* **TASK DETAILS**: Exactly reproduce the entries, dropping any pictures from your copy.

* **SUPPLIED MATERIAL**:
═══
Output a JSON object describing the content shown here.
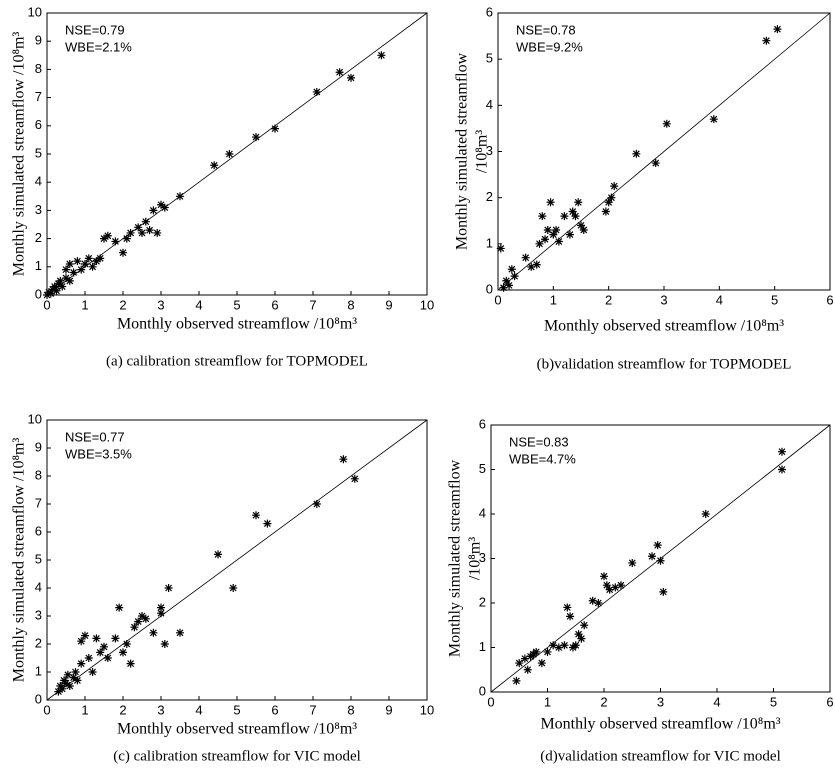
{
  "chart_data": [
    {
      "type": "scatter",
      "color": "#000000",
      "xlabel": "Monthly observed streamflow /10⁸m³",
      "ylabel": [
        "Monthly simulated streamflow /10⁸m³"
      ],
      "annotations": [
        "NSE=0.79",
        "WBE=2.1%"
      ],
      "caption": "(a) calibration streamflow for TOPMODEL",
      "xlim": [
        0,
        10
      ],
      "ylim": [
        0,
        10
      ],
      "xticks": [
        0,
        1,
        2,
        3,
        4,
        5,
        6,
        7,
        8,
        9,
        10
      ],
      "yticks": [
        0,
        1,
        2,
        3,
        4,
        5,
        6,
        7,
        8,
        9,
        10
      ],
      "x": [
        0,
        0.05,
        0.1,
        0.15,
        0.2,
        0.25,
        0.3,
        0.35,
        0.4,
        0.5,
        0.5,
        0.6,
        0.6,
        0.7,
        0.8,
        0.9,
        1.0,
        1.1,
        1.2,
        1.3,
        1.4,
        1.5,
        1.6,
        1.8,
        2.0,
        2.1,
        2.2,
        2.4,
        2.5,
        2.6,
        2.7,
        2.8,
        2.9,
        3.0,
        3.1,
        3.5,
        4.4,
        4.8,
        5.5,
        6.0,
        7.1,
        7.7,
        8.0,
        8.8
      ],
      "y": [
        0,
        0.1,
        0.05,
        0.2,
        0.3,
        0.15,
        0.4,
        0.5,
        0.3,
        0.6,
        0.9,
        0.5,
        1.1,
        0.8,
        1.2,
        0.9,
        1.1,
        1.3,
        1.0,
        1.2,
        1.3,
        2.0,
        2.1,
        1.9,
        1.5,
        2.0,
        2.2,
        2.4,
        2.2,
        2.6,
        2.3,
        3.0,
        2.2,
        3.2,
        3.1,
        3.5,
        4.6,
        5.0,
        5.6,
        5.9,
        7.2,
        7.9,
        7.7,
        8.5
      ]
    },
    {
      "type": "scatter",
      "color": "#000000",
      "xlabel": "Monthly observed streamflow /10⁸m³",
      "ylabel": [
        "Monthly simulated streamflow",
        "/10⁸m³"
      ],
      "annotations": [
        "NSE=0.78",
        "WBE=9.2%"
      ],
      "caption": "(b)validation streamflow for TOPMODEL",
      "xlim": [
        0,
        6
      ],
      "ylim": [
        0,
        6
      ],
      "xticks": [
        0,
        1,
        2,
        3,
        4,
        5,
        6
      ],
      "yticks": [
        0,
        1,
        2,
        3,
        4,
        5,
        6
      ],
      "x": [
        0.05,
        0.1,
        0.15,
        0.2,
        0.25,
        0.3,
        0.5,
        0.6,
        0.7,
        0.75,
        0.8,
        0.85,
        0.9,
        0.95,
        1.0,
        1.05,
        1.1,
        1.2,
        1.3,
        1.35,
        1.4,
        1.45,
        1.5,
        1.55,
        1.95,
        2.0,
        2.05,
        2.1,
        2.5,
        2.85,
        3.05,
        3.9,
        4.85,
        5.05
      ],
      "y": [
        0.9,
        0.05,
        0.2,
        0.1,
        0.45,
        0.3,
        0.7,
        0.5,
        0.55,
        1.0,
        1.6,
        1.1,
        1.3,
        1.9,
        1.2,
        1.3,
        1.05,
        1.6,
        1.2,
        1.7,
        1.6,
        1.9,
        1.4,
        1.3,
        1.7,
        1.9,
        2.0,
        2.25,
        2.95,
        2.75,
        3.6,
        3.7,
        5.4,
        5.65
      ]
    },
    {
      "type": "scatter",
      "color": "#000000",
      "xlabel": "Monthly observed streamflow /10⁸m³",
      "ylabel": [
        "Monthly simulated streamflow /10⁸m³"
      ],
      "annotations": [
        "NSE=0.77",
        "WBE=3.5%"
      ],
      "caption": "(c) calibration streamflow for VIC model",
      "xlim": [
        0,
        10
      ],
      "ylim": [
        0,
        10
      ],
      "xticks": [
        0,
        1,
        2,
        3,
        4,
        5,
        6,
        7,
        8,
        9,
        10
      ],
      "yticks": [
        0,
        1,
        2,
        3,
        4,
        5,
        6,
        7,
        8,
        9,
        10
      ],
      "x": [
        0.3,
        0.35,
        0.4,
        0.45,
        0.5,
        0.55,
        0.6,
        0.7,
        0.75,
        0.8,
        0.9,
        0.9,
        1.0,
        1.1,
        1.2,
        1.3,
        1.4,
        1.5,
        1.6,
        1.8,
        1.9,
        2.0,
        2.1,
        2.2,
        2.3,
        2.4,
        2.5,
        2.6,
        2.8,
        3.0,
        3.0,
        3.1,
        3.2,
        3.5,
        4.5,
        4.9,
        5.5,
        5.8,
        7.1,
        7.8,
        8.1
      ],
      "y": [
        0.3,
        0.5,
        0.4,
        0.7,
        0.6,
        0.9,
        0.5,
        0.8,
        1.0,
        0.7,
        1.3,
        2.1,
        2.3,
        1.5,
        1.0,
        2.2,
        1.7,
        1.9,
        1.5,
        2.2,
        3.3,
        1.7,
        2.0,
        1.3,
        2.6,
        2.8,
        3.0,
        2.9,
        2.4,
        3.3,
        3.1,
        2.0,
        4.0,
        2.4,
        5.2,
        4.0,
        6.6,
        6.3,
        7.0,
        8.6,
        7.9
      ]
    },
    {
      "type": "scatter",
      "color": "#000000",
      "xlabel": "Monthly observed streamflow /10⁸m³",
      "ylabel": [
        "Monthly simulated streamflow",
        "/10⁸m³"
      ],
      "annotations": [
        "NSE=0.83",
        "WBE=4.7%"
      ],
      "caption": "(d)validation streamflow for VIC model",
      "xlim": [
        0,
        6
      ],
      "ylim": [
        0,
        6
      ],
      "xticks": [
        0,
        1,
        2,
        3,
        4,
        5,
        6
      ],
      "yticks": [
        0,
        1,
        2,
        3,
        4,
        5,
        6
      ],
      "x": [
        0.45,
        0.5,
        0.6,
        0.65,
        0.7,
        0.75,
        0.8,
        0.9,
        1.0,
        1.1,
        1.2,
        1.3,
        1.35,
        1.4,
        1.45,
        1.5,
        1.55,
        1.6,
        1.65,
        1.8,
        1.9,
        2.0,
        2.05,
        2.1,
        2.2,
        2.3,
        2.5,
        2.85,
        2.95,
        3.0,
        3.05,
        3.8,
        5.15,
        5.15
      ],
      "y": [
        0.25,
        0.65,
        0.75,
        0.5,
        0.8,
        0.85,
        0.9,
        0.65,
        0.9,
        1.05,
        1.0,
        1.05,
        1.9,
        1.7,
        1.0,
        1.05,
        1.3,
        1.2,
        1.5,
        2.05,
        2.0,
        2.6,
        2.4,
        2.3,
        2.35,
        2.4,
        2.9,
        3.05,
        3.3,
        2.95,
        2.25,
        4.0,
        5.4,
        5.0
      ]
    }
  ]
}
═══
* **TASK RESULT**:
Output a JSON object describing the content shown here.
{
  "chart_data": [
    {
      "type": "scatter",
      "color": "#000000",
      "xlabel": "Monthly observed streamflow /10⁸m³",
      "ylabel": [
        "Monthly simulated streamflow /10⁸m³"
      ],
      "annotations": [
        "NSE=0.79",
        "WBE=2.1%"
      ],
      "caption": "(a) calibration streamflow for TOPMODEL",
      "xlim": [
        0,
        10
      ],
      "ylim": [
        0,
        10
      ],
      "xticks": [
        0,
        1,
        2,
        3,
        4,
        5,
        6,
        7,
        8,
        9,
        10
      ],
      "yticks": [
        0,
        1,
        2,
        3,
        4,
        5,
        6,
        7,
        8,
        9,
        10
      ],
      "x": [
        0,
        0.05,
        0.1,
        0.15,
        0.2,
        0.25,
        0.3,
        0.35,
        0.4,
        0.5,
        0.5,
        0.6,
        0.6,
        0.7,
        0.8,
        0.9,
        1.0,
        1.1,
        1.2,
        1.3,
        1.4,
        1.5,
        1.6,
        1.8,
        2.0,
        2.1,
        2.2,
        2.4,
        2.5,
        2.6,
        2.7,
        2.8,
        2.9,
        3.0,
        3.1,
        3.5,
        4.4,
        4.8,
        5.5,
        6.0,
        7.1,
        7.7,
        8.0,
        8.8
      ],
      "y": [
        0,
        0.1,
        0.05,
        0.2,
        0.3,
        0.15,
        0.4,
        0.5,
        0.3,
        0.6,
        0.9,
        0.5,
        1.1,
        0.8,
        1.2,
        0.9,
        1.1,
        1.3,
        1.0,
        1.2,
        1.3,
        2.0,
        2.1,
        1.9,
        1.5,
        2.0,
        2.2,
        2.4,
        2.2,
        2.6,
        2.3,
        3.0,
        2.2,
        3.2,
        3.1,
        3.5,
        4.6,
        5.0,
        5.6,
        5.9,
        7.2,
        7.9,
        7.7,
        8.5
      ]
    },
    {
      "type": "scatter",
      "color": "#000000",
      "xlabel": "Monthly observed streamflow /10⁸m³",
      "ylabel": [
        "Monthly simulated streamflow",
        "/10⁸m³"
      ],
      "annotations": [
        "NSE=0.78",
        "WBE=9.2%"
      ],
      "caption": "(b)validation streamflow for TOPMODEL",
      "xlim": [
        0,
        6
      ],
      "ylim": [
        0,
        6
      ],
      "xticks": [
        0,
        1,
        2,
        3,
        4,
        5,
        6
      ],
      "yticks": [
        0,
        1,
        2,
        3,
        4,
        5,
        6
      ],
      "x": [
        0.05,
        0.1,
        0.15,
        0.2,
        0.25,
        0.3,
        0.5,
        0.6,
        0.7,
        0.75,
        0.8,
        0.85,
        0.9,
        0.95,
        1.0,
        1.05,
        1.1,
        1.2,
        1.3,
        1.35,
        1.4,
        1.45,
        1.5,
        1.55,
        1.95,
        2.0,
        2.05,
        2.1,
        2.5,
        2.85,
        3.05,
        3.9,
        4.85,
        5.05
      ],
      "y": [
        0.9,
        0.05,
        0.2,
        0.1,
        0.45,
        0.3,
        0.7,
        0.5,
        0.55,
        1.0,
        1.6,
        1.1,
        1.3,
        1.9,
        1.2,
        1.3,
        1.05,
        1.6,
        1.2,
        1.7,
        1.6,
        1.9,
        1.4,
        1.3,
        1.7,
        1.9,
        2.0,
        2.25,
        2.95,
        2.75,
        3.6,
        3.7,
        5.4,
        5.65
      ]
    },
    {
      "type": "scatter",
      "color": "#000000",
      "xlabel": "Monthly observed streamflow /10⁸m³",
      "ylabel": [
        "Monthly simulated streamflow /10⁸m³"
      ],
      "annotations": [
        "NSE=0.77",
        "WBE=3.5%"
      ],
      "caption": "(c) calibration streamflow for VIC model",
      "xlim": [
        0,
        10
      ],
      "ylim": [
        0,
        10
      ],
      "xticks": [
        0,
        1,
        2,
        3,
        4,
        5,
        6,
        7,
        8,
        9,
        10
      ],
      "yticks": [
        0,
        1,
        2,
        3,
        4,
        5,
        6,
        7,
        8,
        9,
        10
      ],
      "x": [
        0.3,
        0.35,
        0.4,
        0.45,
        0.5,
        0.55,
        0.6,
        0.7,
        0.75,
        0.8,
        0.9,
        0.9,
        1.0,
        1.1,
        1.2,
        1.3,
        1.4,
        1.5,
        1.6,
        1.8,
        1.9,
        2.0,
        2.1,
        2.2,
        2.3,
        2.4,
        2.5,
        2.6,
        2.8,
        3.0,
        3.0,
        3.1,
        3.2,
        3.5,
        4.5,
        4.9,
        5.5,
        5.8,
        7.1,
        7.8,
        8.1
      ],
      "y": [
        0.3,
        0.5,
        0.4,
        0.7,
        0.6,
        0.9,
        0.5,
        0.8,
        1.0,
        0.7,
        1.3,
        2.1,
        2.3,
        1.5,
        1.0,
        2.2,
        1.7,
        1.9,
        1.5,
        2.2,
        3.3,
        1.7,
        2.0,
        1.3,
        2.6,
        2.8,
        3.0,
        2.9,
        2.4,
        3.3,
        3.1,
        2.0,
        4.0,
        2.4,
        5.2,
        4.0,
        6.6,
        6.3,
        7.0,
        8.6,
        7.9
      ]
    },
    {
      "type": "scatter",
      "color": "#000000",
      "xlabel": "Monthly observed streamflow /10⁸m³",
      "ylabel": [
        "Monthly simulated streamflow",
        "/10⁸m³"
      ],
      "annotations": [
        "NSE=0.83",
        "WBE=4.7%"
      ],
      "caption": "(d)validation streamflow for VIC model",
      "xlim": [
        0,
        6
      ],
      "ylim": [
        0,
        6
      ],
      "xticks": [
        0,
        1,
        2,
        3,
        4,
        5,
        6
      ],
      "yticks": [
        0,
        1,
        2,
        3,
        4,
        5,
        6
      ],
      "x": [
        0.45,
        0.5,
        0.6,
        0.65,
        0.7,
        0.75,
        0.8,
        0.9,
        1.0,
        1.1,
        1.2,
        1.3,
        1.35,
        1.4,
        1.45,
        1.5,
        1.55,
        1.6,
        1.65,
        1.8,
        1.9,
        2.0,
        2.05,
        2.1,
        2.2,
        2.3,
        2.5,
        2.85,
        2.95,
        3.0,
        3.05,
        3.8,
        5.15,
        5.15
      ],
      "y": [
        0.25,
        0.65,
        0.75,
        0.5,
        0.8,
        0.85,
        0.9,
        0.65,
        0.9,
        1.05,
        1.0,
        1.05,
        1.9,
        1.7,
        1.0,
        1.05,
        1.3,
        1.2,
        1.5,
        2.05,
        2.0,
        2.6,
        2.4,
        2.3,
        2.35,
        2.4,
        2.9,
        3.05,
        3.3,
        2.95,
        2.25,
        4.0,
        5.4,
        5.0
      ]
    }
  ]
}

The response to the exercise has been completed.